↓

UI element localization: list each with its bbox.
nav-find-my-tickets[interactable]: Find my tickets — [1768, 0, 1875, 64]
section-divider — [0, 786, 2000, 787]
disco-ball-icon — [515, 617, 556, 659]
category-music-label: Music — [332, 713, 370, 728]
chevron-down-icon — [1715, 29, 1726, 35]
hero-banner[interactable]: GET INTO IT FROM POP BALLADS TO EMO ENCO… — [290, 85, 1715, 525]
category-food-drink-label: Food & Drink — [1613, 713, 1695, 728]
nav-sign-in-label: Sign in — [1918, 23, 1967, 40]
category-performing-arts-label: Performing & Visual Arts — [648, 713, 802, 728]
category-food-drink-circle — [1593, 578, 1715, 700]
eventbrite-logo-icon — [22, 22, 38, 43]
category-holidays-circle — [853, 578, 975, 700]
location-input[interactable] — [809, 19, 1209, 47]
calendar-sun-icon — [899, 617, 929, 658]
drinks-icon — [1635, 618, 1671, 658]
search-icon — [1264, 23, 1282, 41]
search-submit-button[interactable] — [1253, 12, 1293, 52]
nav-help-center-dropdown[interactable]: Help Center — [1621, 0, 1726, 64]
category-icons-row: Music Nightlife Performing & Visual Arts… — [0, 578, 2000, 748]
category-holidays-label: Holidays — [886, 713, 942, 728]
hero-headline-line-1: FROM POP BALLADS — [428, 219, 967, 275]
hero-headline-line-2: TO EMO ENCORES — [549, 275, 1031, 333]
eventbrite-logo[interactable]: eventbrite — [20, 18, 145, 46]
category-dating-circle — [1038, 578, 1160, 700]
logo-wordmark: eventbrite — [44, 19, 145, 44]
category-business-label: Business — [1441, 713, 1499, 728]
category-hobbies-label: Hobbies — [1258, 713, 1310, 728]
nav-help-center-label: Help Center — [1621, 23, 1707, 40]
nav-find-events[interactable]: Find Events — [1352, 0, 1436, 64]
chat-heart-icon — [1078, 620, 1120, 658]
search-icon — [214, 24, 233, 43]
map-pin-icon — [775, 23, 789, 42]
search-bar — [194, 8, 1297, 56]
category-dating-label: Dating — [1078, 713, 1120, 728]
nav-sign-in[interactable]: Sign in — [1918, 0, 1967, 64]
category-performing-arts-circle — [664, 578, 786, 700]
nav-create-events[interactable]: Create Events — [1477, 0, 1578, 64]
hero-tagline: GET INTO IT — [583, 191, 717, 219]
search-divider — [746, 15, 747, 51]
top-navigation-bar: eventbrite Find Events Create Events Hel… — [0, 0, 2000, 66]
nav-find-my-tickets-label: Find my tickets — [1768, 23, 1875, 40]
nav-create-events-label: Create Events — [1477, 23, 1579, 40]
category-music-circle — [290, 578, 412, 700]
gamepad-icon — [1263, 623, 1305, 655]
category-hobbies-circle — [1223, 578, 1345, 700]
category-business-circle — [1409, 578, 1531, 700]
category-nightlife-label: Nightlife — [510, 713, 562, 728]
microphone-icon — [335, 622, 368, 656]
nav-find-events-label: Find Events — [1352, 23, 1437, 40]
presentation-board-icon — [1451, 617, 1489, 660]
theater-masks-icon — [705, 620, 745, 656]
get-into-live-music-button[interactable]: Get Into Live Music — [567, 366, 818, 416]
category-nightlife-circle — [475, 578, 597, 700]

↑

DESCRIPTION OF THE TASK » Reproduce the listing above line for line, without changing anything.

COMPLETE ANSWER »
UI element localization: list each with its bbox.
nav-find-my-tickets[interactable]: Find my tickets — [1768, 0, 1875, 64]
section-divider — [0, 786, 2000, 787]
disco-ball-icon — [515, 617, 556, 659]
category-music-label: Music — [332, 713, 370, 728]
chevron-down-icon — [1715, 29, 1726, 35]
hero-banner[interactable]: GET INTO IT FROM POP BALLADS TO EMO ENCO… — [290, 85, 1715, 525]
category-food-drink-label: Food & Drink — [1613, 713, 1695, 728]
nav-sign-in-label: Sign in — [1918, 23, 1967, 40]
category-performing-arts-label: Performing & Visual Arts — [648, 713, 802, 728]
category-food-drink-circle — [1593, 578, 1715, 700]
eventbrite-logo-icon — [22, 22, 38, 43]
category-holidays-circle — [853, 578, 975, 700]
location-input[interactable] — [809, 19, 1209, 47]
calendar-sun-icon — [899, 617, 929, 658]
drinks-icon — [1635, 618, 1671, 658]
search-icon — [1264, 23, 1282, 41]
search-submit-button[interactable] — [1253, 12, 1293, 52]
nav-help-center-dropdown[interactable]: Help Center — [1621, 0, 1726, 64]
category-icons-row: Music Nightlife Performing & Visual Arts… — [0, 578, 2000, 748]
category-holidays-label: Holidays — [886, 713, 942, 728]
hero-headline-line-1: FROM POP BALLADS — [428, 219, 967, 275]
hero-headline-line-2: TO EMO ENCORES — [549, 275, 1031, 333]
eventbrite-logo[interactable]: eventbrite — [20, 18, 145, 46]
category-dating-circle — [1038, 578, 1160, 700]
logo-wordmark: eventbrite — [44, 19, 145, 44]
category-business-label: Business — [1441, 713, 1499, 728]
category-hobbies-label: Hobbies — [1258, 713, 1310, 728]
nav-help-center-label: Help Center — [1621, 23, 1707, 40]
nav-find-events[interactable]: Find Events — [1352, 0, 1436, 64]
chat-heart-icon — [1078, 620, 1120, 658]
search-icon — [214, 24, 233, 43]
map-pin-icon — [775, 23, 789, 42]
search-bar — [194, 8, 1297, 56]
category-dating-label: Dating — [1078, 713, 1120, 728]
nav-sign-in[interactable]: Sign in — [1918, 0, 1967, 64]
category-performing-arts-circle — [664, 578, 786, 700]
nav-create-events[interactable]: Create Events — [1477, 0, 1578, 64]
hero-tagline: GET INTO IT — [583, 191, 717, 219]
search-divider — [746, 15, 747, 51]
top-navigation-bar: eventbrite Find Events Create Events Hel… — [0, 0, 2000, 66]
nav-find-my-tickets-label: Find my tickets — [1768, 23, 1875, 40]
nav-create-events-label: Create Events — [1477, 23, 1579, 40]
category-music-circle — [290, 578, 412, 700]
gamepad-icon — [1263, 623, 1305, 655]
category-hobbies-circle — [1223, 578, 1345, 700]
category-business-circle — [1409, 578, 1531, 700]
category-nightlife-label: Nightlife — [510, 713, 562, 728]
microphone-icon — [335, 622, 368, 656]
nav-find-events-label: Find Events — [1352, 23, 1437, 40]
presentation-board-icon — [1451, 617, 1489, 660]
theater-masks-icon — [705, 620, 745, 656]
get-into-live-music-button[interactable]: Get Into Live Music — [567, 366, 818, 416]
category-nightlife-circle — [475, 578, 597, 700]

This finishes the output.